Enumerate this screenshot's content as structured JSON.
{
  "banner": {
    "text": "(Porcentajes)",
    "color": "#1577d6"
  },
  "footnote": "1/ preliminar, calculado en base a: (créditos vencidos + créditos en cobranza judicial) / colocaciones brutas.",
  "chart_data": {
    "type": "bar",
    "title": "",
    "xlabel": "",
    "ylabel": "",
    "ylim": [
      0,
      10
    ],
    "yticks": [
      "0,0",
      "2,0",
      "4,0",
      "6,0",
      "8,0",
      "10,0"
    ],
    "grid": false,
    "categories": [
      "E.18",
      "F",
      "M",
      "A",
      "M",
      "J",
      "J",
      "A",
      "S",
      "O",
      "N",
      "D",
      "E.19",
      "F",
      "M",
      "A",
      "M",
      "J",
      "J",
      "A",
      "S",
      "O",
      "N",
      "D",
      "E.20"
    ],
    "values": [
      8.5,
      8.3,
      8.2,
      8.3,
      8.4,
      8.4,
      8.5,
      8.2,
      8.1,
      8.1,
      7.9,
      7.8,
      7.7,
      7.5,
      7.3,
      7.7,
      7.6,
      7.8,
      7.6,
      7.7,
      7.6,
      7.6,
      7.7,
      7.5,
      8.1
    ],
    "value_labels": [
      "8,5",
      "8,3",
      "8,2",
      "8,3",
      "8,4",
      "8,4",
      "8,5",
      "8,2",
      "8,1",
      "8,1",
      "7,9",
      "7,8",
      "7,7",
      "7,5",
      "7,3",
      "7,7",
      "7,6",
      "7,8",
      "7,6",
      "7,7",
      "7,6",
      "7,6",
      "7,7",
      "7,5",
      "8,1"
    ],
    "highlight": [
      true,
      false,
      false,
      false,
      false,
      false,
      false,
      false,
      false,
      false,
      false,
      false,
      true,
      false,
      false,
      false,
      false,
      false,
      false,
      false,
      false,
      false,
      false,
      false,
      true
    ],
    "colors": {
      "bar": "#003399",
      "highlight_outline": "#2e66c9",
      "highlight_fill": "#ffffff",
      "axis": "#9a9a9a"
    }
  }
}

____

| Directions |
Copy out every line of the data above, exactly as given.

| Solution below |
Enumerate this screenshot's content as structured JSON.
{
  "banner": {
    "text": "(Porcentajes)",
    "color": "#1577d6"
  },
  "footnote": "1/ preliminar, calculado en base a: (créditos vencidos + créditos en cobranza judicial) / colocaciones brutas.",
  "chart_data": {
    "type": "bar",
    "title": "",
    "xlabel": "",
    "ylabel": "",
    "ylim": [
      0,
      10
    ],
    "yticks": [
      "0,0",
      "2,0",
      "4,0",
      "6,0",
      "8,0",
      "10,0"
    ],
    "grid": false,
    "categories": [
      "E.18",
      "F",
      "M",
      "A",
      "M",
      "J",
      "J",
      "A",
      "S",
      "O",
      "N",
      "D",
      "E.19",
      "F",
      "M",
      "A",
      "M",
      "J",
      "J",
      "A",
      "S",
      "O",
      "N",
      "D",
      "E.20"
    ],
    "values": [
      8.5,
      8.3,
      8.2,
      8.3,
      8.4,
      8.4,
      8.5,
      8.2,
      8.1,
      8.1,
      7.9,
      7.8,
      7.7,
      7.5,
      7.3,
      7.7,
      7.6,
      7.8,
      7.6,
      7.7,
      7.6,
      7.6,
      7.7,
      7.5,
      8.1
    ],
    "value_labels": [
      "8,5",
      "8,3",
      "8,2",
      "8,3",
      "8,4",
      "8,4",
      "8,5",
      "8,2",
      "8,1",
      "8,1",
      "7,9",
      "7,8",
      "7,7",
      "7,5",
      "7,3",
      "7,7",
      "7,6",
      "7,8",
      "7,6",
      "7,7",
      "7,6",
      "7,6",
      "7,7",
      "7,5",
      "8,1"
    ],
    "highlight": [
      true,
      false,
      false,
      false,
      false,
      false,
      false,
      false,
      false,
      false,
      false,
      false,
      true,
      false,
      false,
      false,
      false,
      false,
      false,
      false,
      false,
      false,
      false,
      false,
      true
    ],
    "colors": {
      "bar": "#003399",
      "highlight_outline": "#2e66c9",
      "highlight_fill": "#ffffff",
      "axis": "#9a9a9a"
    }
  }
}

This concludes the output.